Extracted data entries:
--- Start ---

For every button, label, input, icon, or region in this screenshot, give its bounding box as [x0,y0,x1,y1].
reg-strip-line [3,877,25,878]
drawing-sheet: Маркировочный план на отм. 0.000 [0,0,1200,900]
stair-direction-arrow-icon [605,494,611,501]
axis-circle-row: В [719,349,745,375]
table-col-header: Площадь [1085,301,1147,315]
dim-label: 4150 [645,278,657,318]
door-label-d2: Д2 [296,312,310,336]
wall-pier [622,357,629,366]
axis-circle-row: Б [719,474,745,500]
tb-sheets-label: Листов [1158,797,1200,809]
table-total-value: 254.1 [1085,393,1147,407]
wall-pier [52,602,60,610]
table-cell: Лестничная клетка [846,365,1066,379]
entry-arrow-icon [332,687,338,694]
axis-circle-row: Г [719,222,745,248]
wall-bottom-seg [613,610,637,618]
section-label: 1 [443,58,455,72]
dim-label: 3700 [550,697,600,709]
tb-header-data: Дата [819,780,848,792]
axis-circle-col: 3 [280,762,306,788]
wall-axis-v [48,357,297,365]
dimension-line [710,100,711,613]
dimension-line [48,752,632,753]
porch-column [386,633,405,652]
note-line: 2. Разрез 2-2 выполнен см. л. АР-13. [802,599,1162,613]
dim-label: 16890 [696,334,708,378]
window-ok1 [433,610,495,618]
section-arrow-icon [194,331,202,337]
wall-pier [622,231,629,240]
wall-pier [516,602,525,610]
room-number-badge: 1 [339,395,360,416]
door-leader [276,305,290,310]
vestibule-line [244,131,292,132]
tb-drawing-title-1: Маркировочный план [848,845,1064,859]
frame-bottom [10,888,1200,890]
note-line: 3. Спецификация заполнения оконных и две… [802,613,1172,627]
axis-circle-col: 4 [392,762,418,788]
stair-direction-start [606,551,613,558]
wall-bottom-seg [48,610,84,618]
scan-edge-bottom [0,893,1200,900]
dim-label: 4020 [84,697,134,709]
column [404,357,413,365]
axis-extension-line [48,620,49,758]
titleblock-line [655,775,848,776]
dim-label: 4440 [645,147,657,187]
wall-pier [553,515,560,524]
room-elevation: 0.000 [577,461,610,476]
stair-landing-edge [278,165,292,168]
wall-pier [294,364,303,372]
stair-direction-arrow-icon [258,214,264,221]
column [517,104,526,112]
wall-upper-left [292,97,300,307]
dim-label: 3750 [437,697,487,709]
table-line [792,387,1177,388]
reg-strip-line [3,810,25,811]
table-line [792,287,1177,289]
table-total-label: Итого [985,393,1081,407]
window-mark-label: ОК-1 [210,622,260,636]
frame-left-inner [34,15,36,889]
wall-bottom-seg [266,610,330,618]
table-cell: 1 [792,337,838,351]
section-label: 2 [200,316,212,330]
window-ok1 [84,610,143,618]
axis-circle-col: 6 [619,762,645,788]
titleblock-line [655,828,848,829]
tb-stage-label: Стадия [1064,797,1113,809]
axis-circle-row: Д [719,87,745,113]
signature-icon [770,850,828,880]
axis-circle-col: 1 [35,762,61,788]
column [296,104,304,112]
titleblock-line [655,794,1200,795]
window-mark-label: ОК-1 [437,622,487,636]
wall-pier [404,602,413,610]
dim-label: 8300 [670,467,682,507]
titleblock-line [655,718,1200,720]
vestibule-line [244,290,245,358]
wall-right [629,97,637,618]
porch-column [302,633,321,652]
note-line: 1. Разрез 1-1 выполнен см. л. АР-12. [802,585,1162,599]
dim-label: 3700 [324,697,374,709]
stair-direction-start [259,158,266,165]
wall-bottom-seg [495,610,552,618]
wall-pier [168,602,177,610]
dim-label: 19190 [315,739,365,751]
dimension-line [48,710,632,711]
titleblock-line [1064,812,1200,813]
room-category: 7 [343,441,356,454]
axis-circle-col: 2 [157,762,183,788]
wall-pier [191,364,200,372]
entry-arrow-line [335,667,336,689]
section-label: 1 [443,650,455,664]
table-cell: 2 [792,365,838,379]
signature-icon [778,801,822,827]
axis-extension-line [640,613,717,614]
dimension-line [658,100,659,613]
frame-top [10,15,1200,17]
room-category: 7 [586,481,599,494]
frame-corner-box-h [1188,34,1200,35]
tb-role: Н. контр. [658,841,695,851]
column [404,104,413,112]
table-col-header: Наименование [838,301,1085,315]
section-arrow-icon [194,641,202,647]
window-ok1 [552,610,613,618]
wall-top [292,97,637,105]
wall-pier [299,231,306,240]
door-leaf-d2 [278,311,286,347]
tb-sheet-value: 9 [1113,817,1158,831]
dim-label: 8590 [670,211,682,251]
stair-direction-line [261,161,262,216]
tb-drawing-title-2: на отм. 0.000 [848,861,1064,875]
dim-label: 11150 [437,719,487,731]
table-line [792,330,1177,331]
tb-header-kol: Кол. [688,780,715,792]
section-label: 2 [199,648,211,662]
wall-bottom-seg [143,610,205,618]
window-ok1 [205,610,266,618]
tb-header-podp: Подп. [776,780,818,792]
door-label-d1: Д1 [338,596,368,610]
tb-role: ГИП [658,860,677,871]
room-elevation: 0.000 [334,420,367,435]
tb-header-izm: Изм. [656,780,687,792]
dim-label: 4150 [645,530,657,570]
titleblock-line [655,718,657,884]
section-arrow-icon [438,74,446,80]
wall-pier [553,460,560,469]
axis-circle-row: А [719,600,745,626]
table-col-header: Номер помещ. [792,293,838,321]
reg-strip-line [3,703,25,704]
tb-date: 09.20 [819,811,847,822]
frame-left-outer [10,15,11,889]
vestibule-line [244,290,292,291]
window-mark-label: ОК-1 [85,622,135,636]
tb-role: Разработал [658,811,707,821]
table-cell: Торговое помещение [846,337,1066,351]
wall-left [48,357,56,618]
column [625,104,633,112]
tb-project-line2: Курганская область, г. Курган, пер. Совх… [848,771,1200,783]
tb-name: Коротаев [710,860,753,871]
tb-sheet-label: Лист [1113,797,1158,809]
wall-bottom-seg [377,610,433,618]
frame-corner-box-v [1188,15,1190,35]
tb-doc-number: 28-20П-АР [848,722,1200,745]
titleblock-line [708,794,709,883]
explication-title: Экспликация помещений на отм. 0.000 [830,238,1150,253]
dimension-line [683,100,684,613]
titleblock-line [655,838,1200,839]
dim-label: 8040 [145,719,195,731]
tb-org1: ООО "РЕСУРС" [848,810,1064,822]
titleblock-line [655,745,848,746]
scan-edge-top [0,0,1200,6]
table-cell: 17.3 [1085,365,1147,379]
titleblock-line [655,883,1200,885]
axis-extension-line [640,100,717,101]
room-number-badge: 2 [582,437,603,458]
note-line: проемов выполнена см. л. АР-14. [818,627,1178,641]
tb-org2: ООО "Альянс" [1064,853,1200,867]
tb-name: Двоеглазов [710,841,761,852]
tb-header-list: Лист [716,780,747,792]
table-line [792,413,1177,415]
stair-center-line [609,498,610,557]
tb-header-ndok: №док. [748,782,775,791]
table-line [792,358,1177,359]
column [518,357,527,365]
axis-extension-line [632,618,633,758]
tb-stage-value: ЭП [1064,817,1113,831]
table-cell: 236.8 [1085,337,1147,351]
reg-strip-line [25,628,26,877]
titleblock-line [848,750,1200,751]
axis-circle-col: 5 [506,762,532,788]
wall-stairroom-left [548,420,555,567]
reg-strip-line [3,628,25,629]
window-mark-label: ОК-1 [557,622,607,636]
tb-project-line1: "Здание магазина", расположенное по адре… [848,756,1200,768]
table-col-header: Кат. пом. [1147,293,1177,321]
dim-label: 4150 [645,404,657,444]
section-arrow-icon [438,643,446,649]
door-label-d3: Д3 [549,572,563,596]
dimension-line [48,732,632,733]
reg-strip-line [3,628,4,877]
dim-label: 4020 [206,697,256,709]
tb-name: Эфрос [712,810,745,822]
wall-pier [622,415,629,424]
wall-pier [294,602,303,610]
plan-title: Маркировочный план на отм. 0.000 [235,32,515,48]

--- End ---

**Your objective**
Please copy out the lines above, starting with the first line and going on through the line with "porch-column [386,633,405,652]", including both.

**Output below**
For every button, label, input, icon, or region in this screenshot, give its bounding box as [x0,y0,x1,y1].
reg-strip-line [3,877,25,878]
drawing-sheet: Маркировочный план на отм. 0.000 [0,0,1200,900]
stair-direction-arrow-icon [605,494,611,501]
axis-circle-row: В [719,349,745,375]
table-col-header: Площадь [1085,301,1147,315]
dim-label: 4150 [645,278,657,318]
door-label-d2: Д2 [296,312,310,336]
wall-pier [622,357,629,366]
axis-circle-row: Б [719,474,745,500]
tb-sheets-label: Листов [1158,797,1200,809]
table-total-value: 254.1 [1085,393,1147,407]
wall-pier [52,602,60,610]
table-cell: Лестничная клетка [846,365,1066,379]
entry-arrow-icon [332,687,338,694]
axis-circle-row: Г [719,222,745,248]
wall-bottom-seg [613,610,637,618]
section-label: 1 [443,58,455,72]
dim-label: 3700 [550,697,600,709]
tb-header-data: Дата [819,780,848,792]
axis-circle-col: 3 [280,762,306,788]
wall-axis-v [48,357,297,365]
dimension-line [710,100,711,613]
dimension-line [48,752,632,753]
porch-column [386,633,405,652]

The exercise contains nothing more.